--- START OF Listed records ---

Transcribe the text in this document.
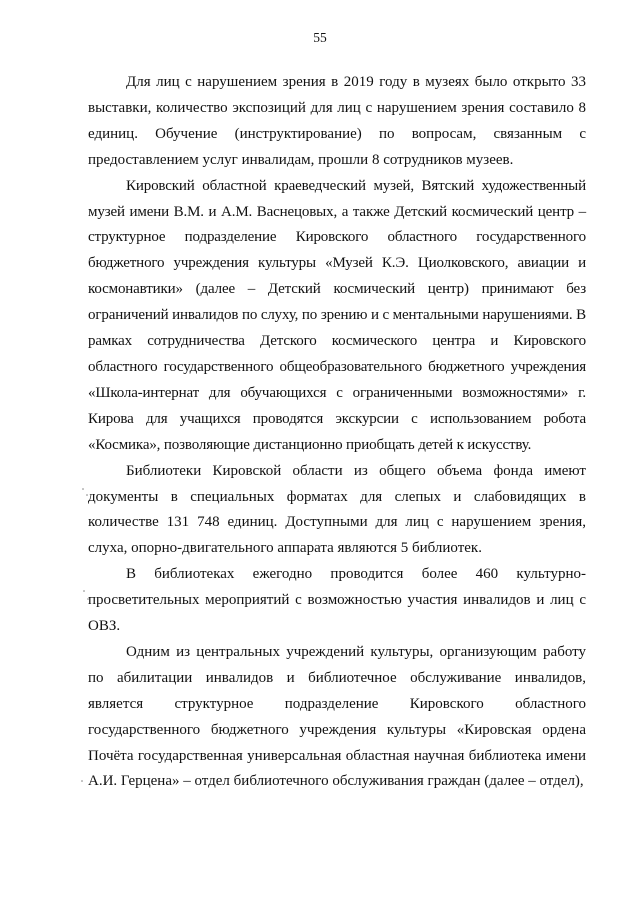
55

Для лиц с нарушением зрения в 2019 году в музеях было открыто 33 выставки, количество экспозиций для лиц с нарушением зрения составило 8 единиц. Обучение (инструктирование) по вопросам, связанным с предоставлением услуг инвалидам, прошли 8 сотрудников музеев.

Кировский областной краеведческий музей, Вятский художественный музей имени В.М. и А.М. Васнецовых, а также Детский космический центр – структурное подразделение Кировского областного государственного бюджетного учреждения культуры «Музей К.Э. Циолковского, авиации и космонавтики» (далее – Детский космический центр) принимают без ограничений инвалидов по слуху, по зрению и с ментальными нарушениями. В рамках сотрудничества Детского космического центра и Кировского областного государственного общеобразовательного бюджетного учреждения «Школа-интернат для обучающихся с ограниченными возможностями» г. Кирова для учащихся проводятся экскурсии с использованием робота «Космика», позволяющие дистанционно приобщать детей к искусству.

Библиотеки Кировской области из общего объема фонда имеют документы в специальных форматах для слепых и слабовидящих в количестве 131 748 единиц. Доступными для лиц с нарушением зрения, слуха, опорно-двигательного аппарата являются 5 библиотек.

В библиотеках ежегодно проводится более 460 культурно-просветительных мероприятий с возможностью участия инвалидов и лиц с ОВЗ.

Одним из центральных учреждений культуры, организующим работу по абилитации инвалидов и библиотечное обслуживание инвалидов, является структурное подразделение Кировского областного государственного бюджетного учреждения культуры «Кировская ордена Почёта государственная универсальная областная научная библиотека имени А.И. Герцена» – отдел библиотечного обслуживания граждан (далее – отдел),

--- END OF Listed records ---

**Exercise**
Report how many lines of the entries hold the string "единиц". Provide the number alone.

**Exercise result**
2